Items from a listing in a dataset:
------------
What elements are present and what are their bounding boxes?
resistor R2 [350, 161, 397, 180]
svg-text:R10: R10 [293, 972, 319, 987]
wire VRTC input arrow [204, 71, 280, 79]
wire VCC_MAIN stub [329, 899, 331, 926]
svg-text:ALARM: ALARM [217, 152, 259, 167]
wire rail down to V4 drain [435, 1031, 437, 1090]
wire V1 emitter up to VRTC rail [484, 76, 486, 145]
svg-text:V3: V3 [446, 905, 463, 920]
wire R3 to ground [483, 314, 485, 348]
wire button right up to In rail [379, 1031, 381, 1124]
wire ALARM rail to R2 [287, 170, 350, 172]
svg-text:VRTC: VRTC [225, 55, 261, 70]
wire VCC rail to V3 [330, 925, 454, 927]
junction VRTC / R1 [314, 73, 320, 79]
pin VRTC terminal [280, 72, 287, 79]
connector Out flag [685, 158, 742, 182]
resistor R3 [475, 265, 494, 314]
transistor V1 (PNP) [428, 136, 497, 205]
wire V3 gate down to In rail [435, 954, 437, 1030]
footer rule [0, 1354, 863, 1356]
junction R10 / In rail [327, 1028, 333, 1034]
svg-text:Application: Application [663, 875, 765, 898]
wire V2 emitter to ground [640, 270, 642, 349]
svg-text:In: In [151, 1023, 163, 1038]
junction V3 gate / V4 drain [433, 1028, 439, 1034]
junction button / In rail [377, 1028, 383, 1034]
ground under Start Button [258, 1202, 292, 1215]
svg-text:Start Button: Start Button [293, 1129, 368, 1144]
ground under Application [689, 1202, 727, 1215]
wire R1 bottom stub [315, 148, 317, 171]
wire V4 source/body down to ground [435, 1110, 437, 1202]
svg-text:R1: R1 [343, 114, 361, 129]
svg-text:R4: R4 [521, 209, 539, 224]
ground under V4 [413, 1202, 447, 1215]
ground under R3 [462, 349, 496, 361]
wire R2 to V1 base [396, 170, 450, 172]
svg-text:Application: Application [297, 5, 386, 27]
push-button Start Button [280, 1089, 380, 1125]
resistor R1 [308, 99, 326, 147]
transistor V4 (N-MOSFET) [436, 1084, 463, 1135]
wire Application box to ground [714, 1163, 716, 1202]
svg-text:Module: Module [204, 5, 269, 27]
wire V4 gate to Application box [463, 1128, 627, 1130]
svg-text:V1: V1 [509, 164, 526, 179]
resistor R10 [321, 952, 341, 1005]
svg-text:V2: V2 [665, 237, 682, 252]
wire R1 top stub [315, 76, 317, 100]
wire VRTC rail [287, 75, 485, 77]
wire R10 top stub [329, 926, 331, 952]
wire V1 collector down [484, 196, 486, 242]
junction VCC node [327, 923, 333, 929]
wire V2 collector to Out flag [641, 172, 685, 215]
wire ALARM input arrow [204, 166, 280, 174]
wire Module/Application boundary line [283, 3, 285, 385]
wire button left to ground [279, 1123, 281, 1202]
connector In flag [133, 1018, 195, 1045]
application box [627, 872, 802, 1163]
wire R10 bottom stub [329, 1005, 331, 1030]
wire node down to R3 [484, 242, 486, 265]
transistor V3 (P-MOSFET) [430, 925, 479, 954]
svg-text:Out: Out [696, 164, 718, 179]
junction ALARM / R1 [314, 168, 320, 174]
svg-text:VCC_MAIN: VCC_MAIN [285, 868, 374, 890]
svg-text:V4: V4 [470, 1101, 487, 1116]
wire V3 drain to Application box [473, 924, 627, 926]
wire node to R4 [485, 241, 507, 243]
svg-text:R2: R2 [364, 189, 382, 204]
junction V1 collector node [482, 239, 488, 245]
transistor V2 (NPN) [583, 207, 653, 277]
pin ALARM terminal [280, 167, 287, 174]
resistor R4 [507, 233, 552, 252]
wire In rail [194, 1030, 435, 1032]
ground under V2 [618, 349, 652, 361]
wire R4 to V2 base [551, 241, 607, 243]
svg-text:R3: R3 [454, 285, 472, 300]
------------
◆ **Goal of the exercise**
Can you extract every line of the records above and reproduce each one unchanged, in the same order?

◆ **Solution to this exercise**
What elements are present and what are their bounding boxes?
resistor R2 [350, 161, 397, 180]
svg-text:R10: R10 [293, 972, 319, 987]
wire VRTC input arrow [204, 71, 280, 79]
wire VCC_MAIN stub [329, 899, 331, 926]
svg-text:ALARM: ALARM [217, 152, 259, 167]
wire rail down to V4 drain [435, 1031, 437, 1090]
wire V1 emitter up to VRTC rail [484, 76, 486, 145]
svg-text:V3: V3 [446, 905, 463, 920]
wire R3 to ground [483, 314, 485, 348]
wire button right up to In rail [379, 1031, 381, 1124]
wire ALARM rail to R2 [287, 170, 350, 172]
svg-text:VRTC: VRTC [225, 55, 261, 70]
wire VCC rail to V3 [330, 925, 454, 927]
junction VRTC / R1 [314, 73, 320, 79]
pin VRTC terminal [280, 72, 287, 79]
connector Out flag [685, 158, 742, 182]
resistor R3 [475, 265, 494, 314]
transistor V1 (PNP) [428, 136, 497, 205]
wire V3 gate down to In rail [435, 954, 437, 1030]
footer rule [0, 1354, 863, 1356]
junction R10 / In rail [327, 1028, 333, 1034]
svg-text:Application: Application [663, 875, 765, 898]
wire V2 emitter to ground [640, 270, 642, 349]
svg-text:In: In [151, 1023, 163, 1038]
junction V3 gate / V4 drain [433, 1028, 439, 1034]
junction button / In rail [377, 1028, 383, 1034]
ground under Start Button [258, 1202, 292, 1215]
svg-text:Start Button: Start Button [293, 1129, 368, 1144]
ground under Application [689, 1202, 727, 1215]
wire R1 bottom stub [315, 148, 317, 171]
wire V4 source/body down to ground [435, 1110, 437, 1202]
svg-text:R1: R1 [343, 114, 361, 129]
svg-text:R4: R4 [521, 209, 539, 224]
ground under V4 [413, 1202, 447, 1215]
ground under R3 [462, 349, 496, 361]
wire R2 to V1 base [396, 170, 450, 172]
svg-text:Application: Application [297, 5, 386, 27]
push-button Start Button [280, 1089, 380, 1125]
resistor R1 [308, 99, 326, 147]
transistor V4 (N-MOSFET) [436, 1084, 463, 1135]
wire Application box to ground [714, 1163, 716, 1202]
svg-text:Module: Module [204, 5, 269, 27]
wire V4 gate to Application box [463, 1128, 627, 1130]
svg-text:V1: V1 [509, 164, 526, 179]
resistor R10 [321, 952, 341, 1005]
svg-text:V2: V2 [665, 237, 682, 252]
wire R1 top stub [315, 76, 317, 100]
wire VRTC rail [287, 75, 485, 77]
wire R10 top stub [329, 926, 331, 952]
wire V1 collector down [484, 196, 486, 242]
junction VCC node [327, 923, 333, 929]
wire V2 collector to Out flag [641, 172, 685, 215]
wire ALARM input arrow [204, 166, 280, 174]
wire Module/Application boundary line [283, 3, 285, 385]
wire button left to ground [279, 1123, 281, 1202]
connector In flag [133, 1018, 195, 1045]
application box [627, 872, 802, 1163]
wire R10 bottom stub [329, 1005, 331, 1030]
wire node down to R3 [484, 242, 486, 265]
transistor V3 (P-MOSFET) [430, 925, 479, 954]
svg-text:Out: Out [696, 164, 718, 179]
junction ALARM / R1 [314, 168, 320, 174]
svg-text:VCC_MAIN: VCC_MAIN [285, 868, 374, 890]
svg-text:V4: V4 [470, 1101, 487, 1116]
wire V3 drain to Application box [473, 924, 627, 926]
wire node to R4 [485, 241, 507, 243]
svg-text:R2: R2 [364, 189, 382, 204]
junction V1 collector node [482, 239, 488, 245]
transistor V2 (NPN) [583, 207, 653, 277]
pin ALARM terminal [280, 167, 287, 174]
resistor R4 [507, 233, 552, 252]
wire In rail [194, 1030, 435, 1032]
ground under V2 [618, 349, 652, 361]
wire R4 to V2 base [551, 241, 607, 243]
svg-text:R3: R3 [454, 285, 472, 300]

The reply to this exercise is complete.